** START OF PROVIDED DATA **
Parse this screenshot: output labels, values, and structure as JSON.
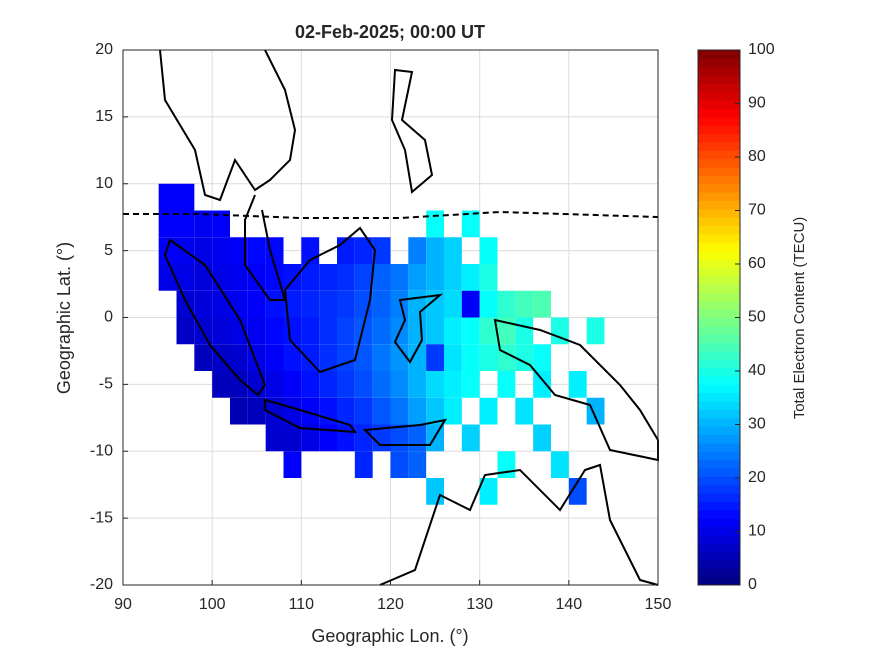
{
  "chart_data": {
    "type": "heatmap",
    "title": "02-Feb-2025; 00:00 UT",
    "x_label": "Geographic Lon. (°)",
    "y_label": "Geographic Lat. (°)",
    "colorbar_label": "Total Electron Content (TECU)",
    "colormap": "jet",
    "xlim": [
      90,
      150
    ],
    "ylim": [
      -20,
      20
    ],
    "xticks": [
      90,
      100,
      110,
      120,
      130,
      140,
      150
    ],
    "yticks": [
      -20,
      -15,
      -10,
      -5,
      0,
      5,
      10,
      15,
      20
    ],
    "clim": [
      0,
      100
    ],
    "cticks": [
      0,
      10,
      20,
      30,
      40,
      50,
      60,
      70,
      80,
      90,
      100
    ],
    "grid": true,
    "x": [
      95,
      97,
      95,
      97,
      99,
      101,
      125,
      129,
      95,
      97,
      99,
      101,
      103,
      105,
      107,
      111,
      115,
      117,
      119,
      123,
      125,
      127,
      131,
      95,
      97,
      99,
      101,
      103,
      105,
      107,
      109,
      111,
      113,
      115,
      117,
      119,
      121,
      123,
      125,
      127,
      129,
      131,
      97,
      99,
      101,
      103,
      105,
      107,
      109,
      111,
      113,
      115,
      117,
      119,
      121,
      123,
      125,
      127,
      129,
      131,
      133,
      135,
      137,
      97,
      99,
      101,
      103,
      105,
      107,
      109,
      111,
      113,
      115,
      117,
      119,
      121,
      123,
      125,
      127,
      129,
      131,
      133,
      135,
      139,
      143,
      99,
      101,
      103,
      105,
      107,
      109,
      111,
      113,
      115,
      117,
      119,
      121,
      123,
      125,
      127,
      129,
      131,
      133,
      135,
      137,
      101,
      103,
      105,
      107,
      109,
      111,
      113,
      115,
      117,
      119,
      121,
      123,
      125,
      127,
      129,
      133,
      137,
      141,
      103,
      105,
      107,
      109,
      111,
      113,
      115,
      117,
      119,
      121,
      123,
      125,
      127,
      131,
      135,
      143,
      107,
      109,
      111,
      113,
      115,
      117,
      119,
      121,
      123,
      125,
      129,
      137,
      109,
      117,
      121,
      123,
      133,
      139,
      125,
      131,
      141
    ],
    "y": [
      9,
      9,
      7,
      7,
      7,
      7,
      7,
      7,
      5,
      5,
      5,
      5,
      5,
      5,
      5,
      5,
      5,
      5,
      5,
      5,
      5,
      5,
      5,
      3,
      3,
      3,
      3,
      3,
      3,
      3,
      3,
      3,
      3,
      3,
      3,
      3,
      3,
      3,
      3,
      3,
      3,
      3,
      1,
      1,
      1,
      1,
      1,
      1,
      1,
      1,
      1,
      1,
      1,
      1,
      1,
      1,
      1,
      1,
      1,
      1,
      1,
      1,
      1,
      -1,
      -1,
      -1,
      -1,
      -1,
      -1,
      -1,
      -1,
      -1,
      -1,
      -1,
      -1,
      -1,
      -1,
      -1,
      -1,
      -1,
      -1,
      -1,
      -1,
      -1,
      -1,
      -3,
      -3,
      -3,
      -3,
      -3,
      -3,
      -3,
      -3,
      -3,
      -3,
      -3,
      -3,
      -3,
      -3,
      -3,
      -3,
      -3,
      -3,
      -3,
      -3,
      -5,
      -5,
      -5,
      -5,
      -5,
      -5,
      -5,
      -5,
      -5,
      -5,
      -5,
      -5,
      -5,
      -5,
      -5,
      -5,
      -5,
      -5,
      -7,
      -7,
      -7,
      -7,
      -7,
      -7,
      -7,
      -7,
      -7,
      -7,
      -7,
      -7,
      -7,
      -7,
      -7,
      -7,
      -9,
      -9,
      -9,
      -9,
      -9,
      -9,
      -9,
      -9,
      -9,
      -9,
      -9,
      -9,
      -11,
      -11,
      -11,
      -11,
      -11,
      -11,
      -13,
      -13,
      -13
    ],
    "values": [
      12,
      12,
      12,
      12,
      11,
      12,
      38,
      38,
      12,
      11,
      10,
      11,
      12,
      13,
      13,
      14,
      15,
      16,
      18,
      25,
      30,
      33,
      38,
      10,
      10,
      9,
      10,
      11,
      12,
      13,
      14,
      15,
      16,
      17,
      19,
      22,
      24,
      28,
      30,
      33,
      36,
      40,
      8,
      9,
      10,
      11,
      12,
      14,
      15,
      16,
      17,
      18,
      20,
      22,
      25,
      30,
      32,
      34,
      12,
      38,
      42,
      44,
      45,
      7,
      8,
      9,
      10,
      11,
      13,
      14,
      15,
      17,
      19,
      21,
      23,
      26,
      30,
      32,
      36,
      38,
      42,
      44,
      40,
      40,
      40,
      6,
      7,
      8,
      10,
      12,
      14,
      15,
      17,
      19,
      21,
      24,
      27,
      30,
      18,
      35,
      38,
      40,
      42,
      40,
      38,
      6,
      6,
      8,
      10,
      12,
      14,
      16,
      18,
      20,
      23,
      26,
      30,
      34,
      36,
      38,
      38,
      36,
      36,
      5,
      6,
      8,
      10,
      12,
      14,
      16,
      18,
      21,
      24,
      28,
      32,
      36,
      36,
      35,
      30,
      8,
      8,
      10,
      12,
      14,
      16,
      18,
      20,
      22,
      30,
      33,
      33,
      12,
      16,
      20,
      22,
      38,
      35,
      32,
      36,
      20
    ]
  }
}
** END OF PROVIDED DATA **
- [WHAT YOU ARE ASKED TO DO]: Take every line that includes the string "values" and copy it.

- [OUTPUT OF THE EXERCISE]:
Parse this screenshot: output labels, values, and structure as JSON.
    "values": [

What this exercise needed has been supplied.